▸ **RECORDS FOR PROCESSING**:
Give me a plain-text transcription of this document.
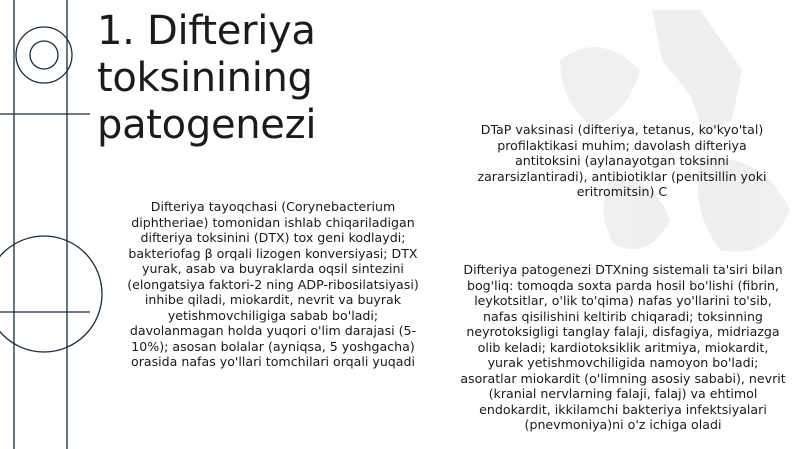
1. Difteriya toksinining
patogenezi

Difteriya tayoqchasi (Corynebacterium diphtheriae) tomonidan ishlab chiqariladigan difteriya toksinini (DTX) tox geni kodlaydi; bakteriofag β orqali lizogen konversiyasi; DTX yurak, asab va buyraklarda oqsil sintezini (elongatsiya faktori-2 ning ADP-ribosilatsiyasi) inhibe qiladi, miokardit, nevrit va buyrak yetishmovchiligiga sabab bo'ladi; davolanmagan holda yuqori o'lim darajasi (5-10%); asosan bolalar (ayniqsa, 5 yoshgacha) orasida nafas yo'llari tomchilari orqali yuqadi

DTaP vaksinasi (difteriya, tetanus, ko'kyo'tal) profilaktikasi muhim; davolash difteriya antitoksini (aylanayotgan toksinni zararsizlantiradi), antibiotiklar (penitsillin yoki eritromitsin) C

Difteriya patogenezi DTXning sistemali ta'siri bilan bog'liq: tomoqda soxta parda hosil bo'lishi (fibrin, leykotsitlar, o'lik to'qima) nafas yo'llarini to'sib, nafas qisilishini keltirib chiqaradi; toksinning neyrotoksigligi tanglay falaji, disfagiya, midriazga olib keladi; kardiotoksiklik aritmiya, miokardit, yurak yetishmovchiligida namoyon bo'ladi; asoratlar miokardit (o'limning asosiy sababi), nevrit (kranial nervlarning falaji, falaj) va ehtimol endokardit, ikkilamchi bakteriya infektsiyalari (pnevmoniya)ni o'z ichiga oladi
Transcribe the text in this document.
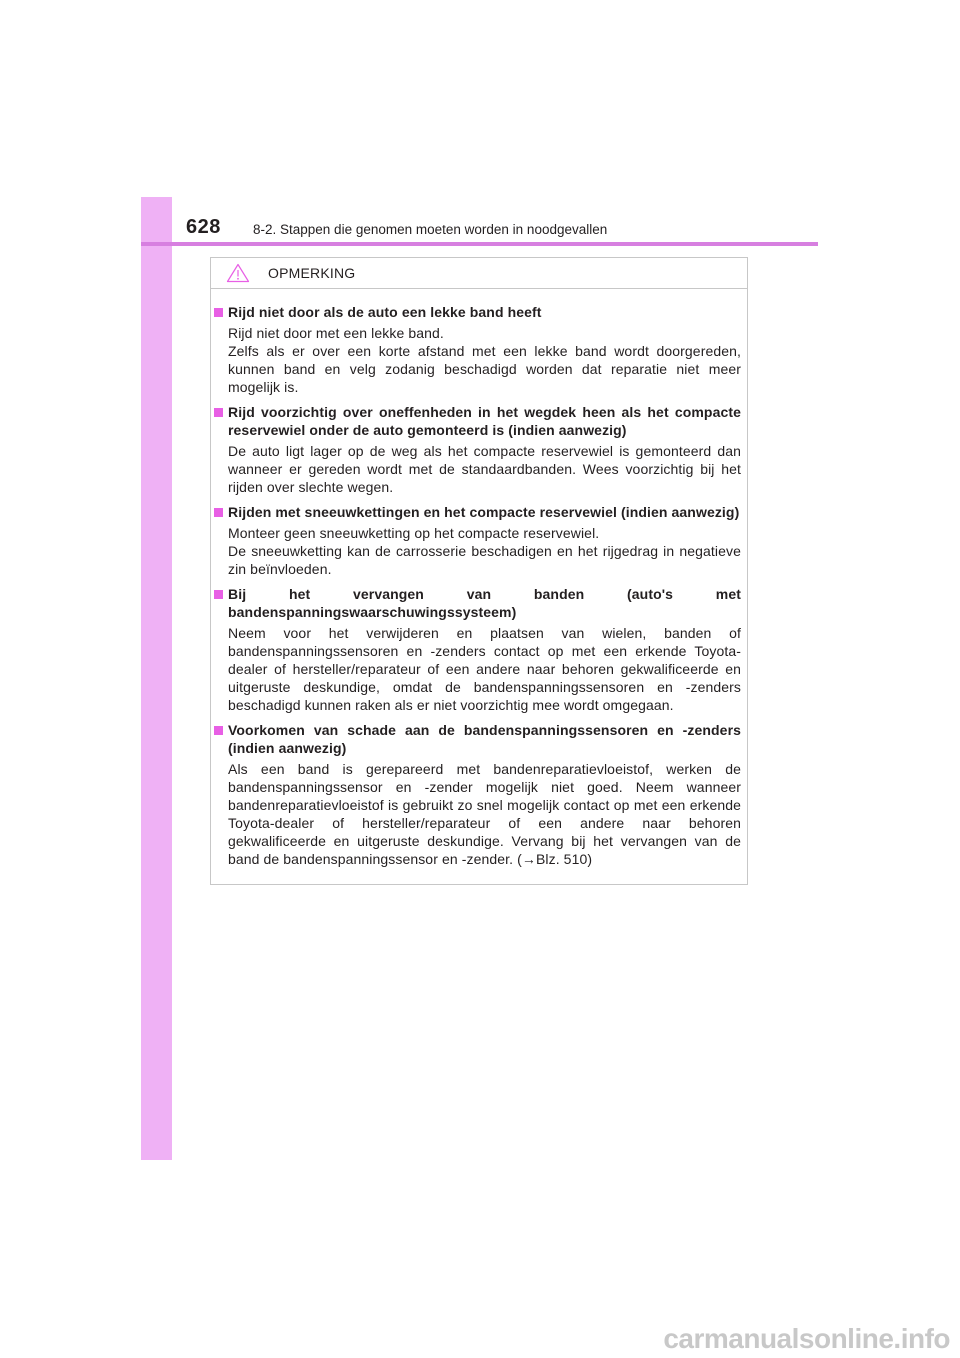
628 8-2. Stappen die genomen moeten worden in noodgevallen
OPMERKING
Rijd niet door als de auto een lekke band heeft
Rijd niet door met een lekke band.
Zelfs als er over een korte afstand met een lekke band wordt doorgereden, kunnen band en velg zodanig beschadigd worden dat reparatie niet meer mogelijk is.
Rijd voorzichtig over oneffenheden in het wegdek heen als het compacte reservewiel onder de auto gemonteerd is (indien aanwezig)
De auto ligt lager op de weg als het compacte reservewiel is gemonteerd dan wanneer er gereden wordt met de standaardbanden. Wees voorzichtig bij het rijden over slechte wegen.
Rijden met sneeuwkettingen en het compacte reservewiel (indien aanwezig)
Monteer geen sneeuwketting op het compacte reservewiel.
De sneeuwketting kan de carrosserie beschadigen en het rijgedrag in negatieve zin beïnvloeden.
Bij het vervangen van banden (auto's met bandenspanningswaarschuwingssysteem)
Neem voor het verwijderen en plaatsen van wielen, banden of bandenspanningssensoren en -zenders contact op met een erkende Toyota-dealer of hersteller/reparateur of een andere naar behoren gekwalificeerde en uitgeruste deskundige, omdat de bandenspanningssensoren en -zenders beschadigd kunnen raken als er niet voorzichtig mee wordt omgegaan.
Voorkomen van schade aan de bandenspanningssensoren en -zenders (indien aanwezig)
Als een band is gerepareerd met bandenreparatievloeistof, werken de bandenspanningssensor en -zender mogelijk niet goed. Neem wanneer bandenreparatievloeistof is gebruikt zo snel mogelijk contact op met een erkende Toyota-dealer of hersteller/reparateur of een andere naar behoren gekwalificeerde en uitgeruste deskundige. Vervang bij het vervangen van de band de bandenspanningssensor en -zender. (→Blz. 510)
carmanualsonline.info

▸ **PROBLEM STATEMENT**: Look for the word "lekke" in the listing above, and copy every line where you find it.

▸ **RESULT OF THIS TASK**:
Rijd niet door als de auto een lekke band heeft
Rijd niet door met een lekke band.
Zelfs als er over een korte afstand met een lekke band wordt doorgereden, kunnen band en velg zodanig beschadigd worden dat reparatie niet meer mogelijk is.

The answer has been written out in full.